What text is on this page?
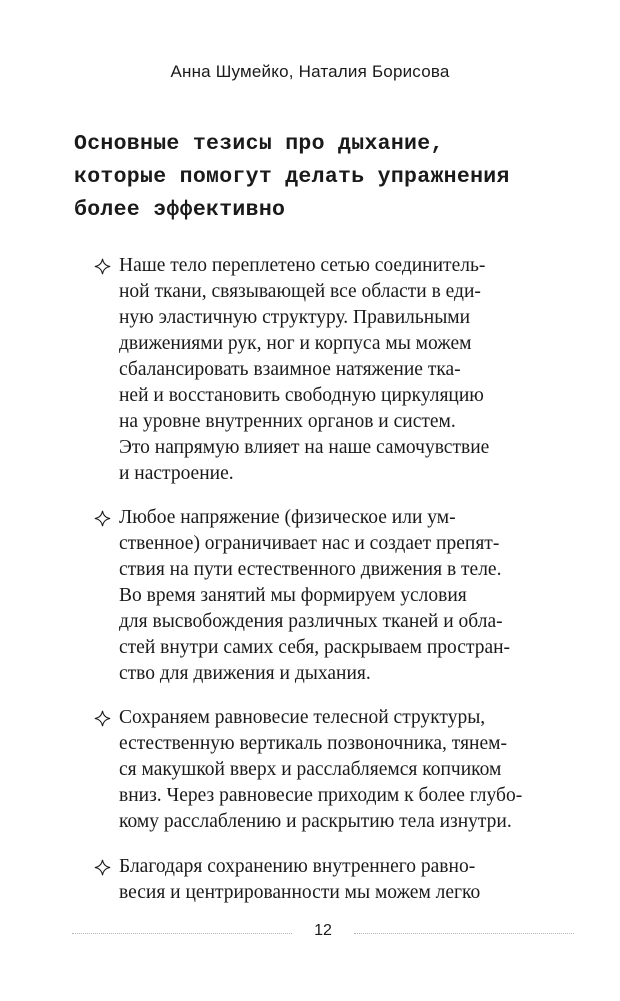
Анна Шумейко, Наталия Борисова
Основные тезисы про дыхание,
которые помогут делать упражнения
более эффективно
Наше тело переплетено сетью соединитель-
ной ткани, связывающей все области в еди-
ную эластичную структуру. Правильными
движениями рук, ног и корпуса мы можем
сбалансировать взаимное натяжение тка-
ней и восстановить свободную циркуляцию
на уровне внутренних органов и систем.
Это напрямую влияет на наше самочувствие
и настроение.
Любое напряжение (физическое или ум-
ственное) ограничивает нас и создает препят-
ствия на пути естественного движения в теле.
Во время занятий мы формируем условия
для высвобождения различных тканей и обла-
стей внутри самих себя, раскрываем простран-
ство для движения и дыхания.
Сохраняем равновесие телесной структуры,
естественную вертикаль позвоночника, тянем-
ся макушкой вверх и расслабляемся копчиком
вниз. Через равновесие приходим к более глубо-
кому расслаблению и раскрытию тела изнутри.
Благодаря сохранению внутреннего равно-
весия и центрированности мы можем легко
12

__Required work__
Copy the entries exactly. Leave out the images.

__Complete answer__
What text is on this page?
Анна Шумейко, Наталия Борисова
Основные тезисы про дыхание,
которые помогут делать упражнения
более эффективно
Наше тело переплетено сетью соединитель-
ной ткани, связывающей все области в еди-
ную эластичную структуру. Правильными
движениями рук, ног и корпуса мы можем
сбалансировать взаимное натяжение тка-
ней и восстановить свободную циркуляцию
на уровне внутренних органов и систем.
Это напрямую влияет на наше самочувствие
и настроение.
Любое напряжение (физическое или ум-
ственное) ограничивает нас и создает препят-
ствия на пути естественного движения в теле.
Во время занятий мы формируем условия
для высвобождения различных тканей и обла-
стей внутри самих себя, раскрываем простран-
ство для движения и дыхания.
Сохраняем равновесие телесной структуры,
естественную вертикаль позвоночника, тянем-
ся макушкой вверх и расслабляемся копчиком
вниз. Через равновесие приходим к более глубо-
кому расслаблению и раскрытию тела изнутри.
Благодаря сохранению внутреннего равно-
весия и центрированности мы можем легко
12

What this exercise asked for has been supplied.